Locate the line that contains "Give me a plain-text". Reproduce it and all following lines up to the end of the material, exactly and with nothing added.

* [SUPPLIED ENTRIES]
==*==
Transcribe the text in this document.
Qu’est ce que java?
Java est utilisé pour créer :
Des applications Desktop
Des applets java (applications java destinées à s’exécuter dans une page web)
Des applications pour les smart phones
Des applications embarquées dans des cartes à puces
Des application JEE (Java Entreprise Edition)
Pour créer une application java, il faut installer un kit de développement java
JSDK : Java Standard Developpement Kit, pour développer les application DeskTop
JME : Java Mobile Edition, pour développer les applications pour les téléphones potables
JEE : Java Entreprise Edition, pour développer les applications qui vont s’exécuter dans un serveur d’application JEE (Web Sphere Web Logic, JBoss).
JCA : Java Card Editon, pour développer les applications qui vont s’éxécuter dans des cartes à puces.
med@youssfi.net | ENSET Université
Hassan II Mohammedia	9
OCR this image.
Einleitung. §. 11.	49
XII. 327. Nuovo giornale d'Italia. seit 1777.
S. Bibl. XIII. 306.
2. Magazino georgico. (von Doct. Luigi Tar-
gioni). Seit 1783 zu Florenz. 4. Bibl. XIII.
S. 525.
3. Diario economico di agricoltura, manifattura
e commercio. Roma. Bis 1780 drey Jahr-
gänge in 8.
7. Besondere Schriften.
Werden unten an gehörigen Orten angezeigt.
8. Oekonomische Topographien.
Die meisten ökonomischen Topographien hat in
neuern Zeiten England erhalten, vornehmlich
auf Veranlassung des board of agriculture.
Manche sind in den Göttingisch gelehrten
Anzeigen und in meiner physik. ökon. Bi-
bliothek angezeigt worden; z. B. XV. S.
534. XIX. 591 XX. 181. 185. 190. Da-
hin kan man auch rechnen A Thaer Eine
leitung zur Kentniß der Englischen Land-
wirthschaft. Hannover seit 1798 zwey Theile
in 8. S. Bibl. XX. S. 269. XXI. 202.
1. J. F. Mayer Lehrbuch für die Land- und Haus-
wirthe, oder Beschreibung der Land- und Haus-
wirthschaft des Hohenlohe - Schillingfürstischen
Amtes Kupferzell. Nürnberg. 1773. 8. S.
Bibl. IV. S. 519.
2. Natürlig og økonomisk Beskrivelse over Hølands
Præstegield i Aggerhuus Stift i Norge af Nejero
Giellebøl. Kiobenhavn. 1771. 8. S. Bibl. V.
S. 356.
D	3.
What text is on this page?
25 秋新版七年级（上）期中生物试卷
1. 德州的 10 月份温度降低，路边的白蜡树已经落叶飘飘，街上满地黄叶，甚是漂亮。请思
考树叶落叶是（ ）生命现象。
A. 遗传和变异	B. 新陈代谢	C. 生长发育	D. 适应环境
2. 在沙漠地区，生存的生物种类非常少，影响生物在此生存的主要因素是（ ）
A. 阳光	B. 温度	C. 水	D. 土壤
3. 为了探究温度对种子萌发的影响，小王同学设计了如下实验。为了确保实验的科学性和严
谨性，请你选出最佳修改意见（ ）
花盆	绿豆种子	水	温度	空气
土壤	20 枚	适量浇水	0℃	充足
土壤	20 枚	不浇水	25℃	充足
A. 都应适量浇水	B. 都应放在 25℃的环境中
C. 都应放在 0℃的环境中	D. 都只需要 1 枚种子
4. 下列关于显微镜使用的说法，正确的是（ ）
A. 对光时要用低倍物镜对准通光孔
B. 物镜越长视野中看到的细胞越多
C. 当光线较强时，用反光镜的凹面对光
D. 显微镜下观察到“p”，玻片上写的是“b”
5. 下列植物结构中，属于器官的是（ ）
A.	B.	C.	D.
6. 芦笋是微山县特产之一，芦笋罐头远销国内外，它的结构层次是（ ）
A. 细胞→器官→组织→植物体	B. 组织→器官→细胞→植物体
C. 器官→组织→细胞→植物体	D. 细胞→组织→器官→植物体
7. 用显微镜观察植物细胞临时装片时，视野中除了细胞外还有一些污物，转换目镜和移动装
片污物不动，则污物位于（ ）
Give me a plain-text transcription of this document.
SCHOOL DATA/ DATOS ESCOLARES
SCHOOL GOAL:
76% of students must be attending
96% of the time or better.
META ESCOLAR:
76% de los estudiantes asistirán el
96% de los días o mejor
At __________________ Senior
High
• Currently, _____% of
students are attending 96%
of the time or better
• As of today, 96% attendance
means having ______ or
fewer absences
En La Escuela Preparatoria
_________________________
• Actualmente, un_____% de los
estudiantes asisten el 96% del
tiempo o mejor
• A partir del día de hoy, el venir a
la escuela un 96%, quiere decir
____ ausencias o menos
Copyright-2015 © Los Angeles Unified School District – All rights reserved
==*==
* [FINAL RESULT]
Give me a plain-text transcription of this document.
SCHOOL DATA/ DATOS ESCOLARES
SCHOOL GOAL:
76% of students must be attending
96% of the time or better.
META ESCOLAR:
76% de los estudiantes asistirán el
96% de los días o mejor
At __________________ Senior
High
• Currently, _____% of
students are attending 96%
of the time or better
• As of today, 96% attendance
means having ______ or
fewer absences
En La Escuela Preparatoria
_________________________
• Actualmente, un_____% de los
estudiantes asisten el 96% del
tiempo o mejor
• A partir del día de hoy, el venir a
la escuela un 96%, quiere decir
____ ausencias o menos
Copyright-2015 © Los Angeles Unified School District – All rights reserved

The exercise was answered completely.